→ **Source records**:
_ _ _ _ _

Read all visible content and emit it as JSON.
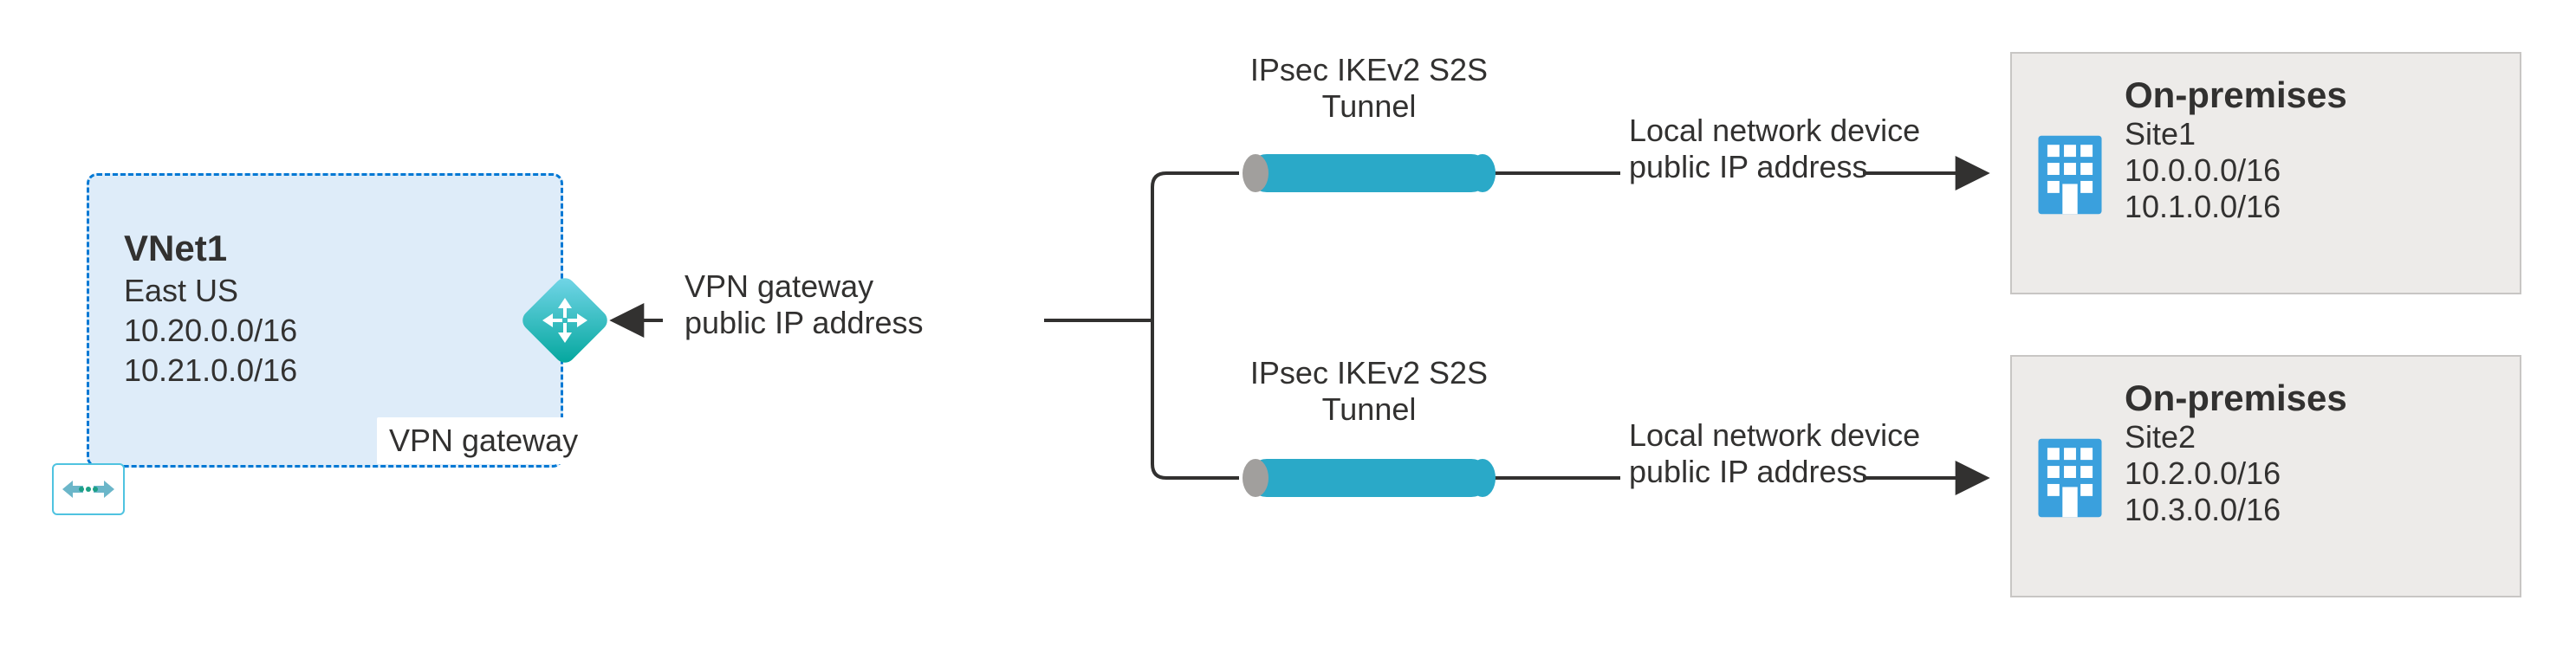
{
  "vnet": {
    "title": "VNet1",
    "region": "East US",
    "cidrs": [
      "10.20.0.0/16",
      "10.21.0.0/16"
    ]
  },
  "gateway": {
    "label": "VPN gateway",
    "ip_label_line1": "VPN gateway",
    "ip_label_line2": "public IP address"
  },
  "tunnels": [
    {
      "line1": "IPsec IKEv2 S2S",
      "line2": "Tunnel"
    },
    {
      "line1": "IPsec IKEv2 S2S",
      "line2": "Tunnel"
    }
  ],
  "local_labels": [
    {
      "line1": "Local network device",
      "line2": "public IP address"
    },
    {
      "line1": "Local network device",
      "line2": "public IP address"
    }
  ],
  "sites": [
    {
      "title": "On-premises",
      "name": "Site1",
      "cidrs": [
        "10.0.0.0/16",
        "10.1.0.0/16"
      ]
    },
    {
      "title": "On-premises",
      "name": "Site2",
      "cidrs": [
        "10.2.0.0/16",
        "10.3.0.0/16"
      ]
    }
  ],
  "colors": {
    "azure_blue": "#0078d4",
    "diagram_teal": "#2aa9c8",
    "box_grey": "#edebe9"
  }
}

_ _ _ _ _

Repeat the lines above exactly, and keep every picture out.

→ **Finished exercise**:
Read all visible content and emit it as JSON.
{
  "vnet": {
    "title": "VNet1",
    "region": "East US",
    "cidrs": [
      "10.20.0.0/16",
      "10.21.0.0/16"
    ]
  },
  "gateway": {
    "label": "VPN gateway",
    "ip_label_line1": "VPN gateway",
    "ip_label_line2": "public IP address"
  },
  "tunnels": [
    {
      "line1": "IPsec IKEv2 S2S",
      "line2": "Tunnel"
    },
    {
      "line1": "IPsec IKEv2 S2S",
      "line2": "Tunnel"
    }
  ],
  "local_labels": [
    {
      "line1": "Local network device",
      "line2": "public IP address"
    },
    {
      "line1": "Local network device",
      "line2": "public IP address"
    }
  ],
  "sites": [
    {
      "title": "On-premises",
      "name": "Site1",
      "cidrs": [
        "10.0.0.0/16",
        "10.1.0.0/16"
      ]
    },
    {
      "title": "On-premises",
      "name": "Site2",
      "cidrs": [
        "10.2.0.0/16",
        "10.3.0.0/16"
      ]
    }
  ],
  "colors": {
    "azure_blue": "#0078d4",
    "diagram_teal": "#2aa9c8",
    "box_grey": "#edebe9"
  }
}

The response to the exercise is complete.